— START Exercise material —

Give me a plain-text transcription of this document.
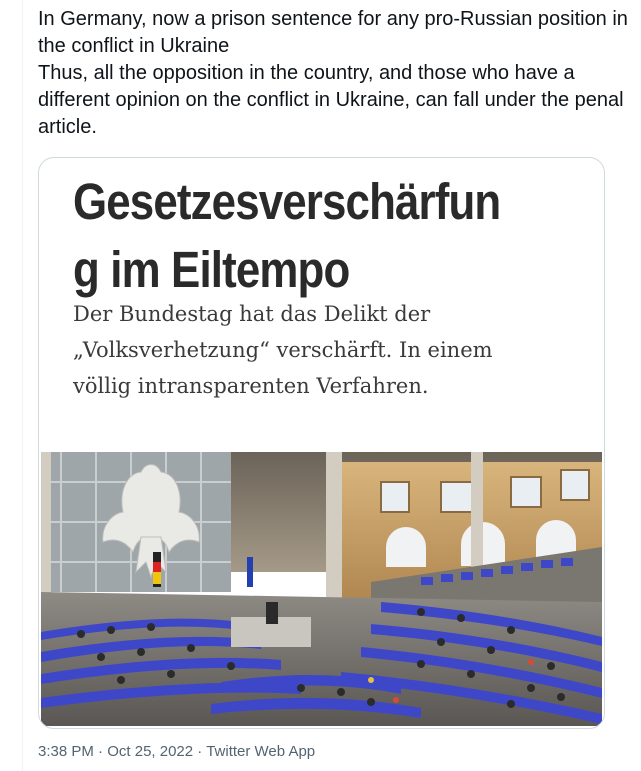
In Germany, now a prison sentence for any pro-Russian position in the conflict in Ukraine

Thus, all the opposition in the country, and those who have a different opinion on the conflict in Ukraine, can fall under the penal article.

Gesetzesverschärfun
g im Eiltempo
Der Bundestag hat das Delikt der
„Volksverhetzung“ verschärft. In einem
völlig intransparenten Verfahren.
3:38 PM · Oct 25, 2022 · Twitter Web App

— END Exercise material —

* [What the task asks]
Isolate the lines above that contain the word "Ukraine" and copy them.

* [Solution to this task]
In Germany, now a prison sentence for any pro-Russian position in the conflict in Ukraine
Thus, all the opposition in the country, and those who have a different opinion on the conflict in Ukraine, can fall under the penal article.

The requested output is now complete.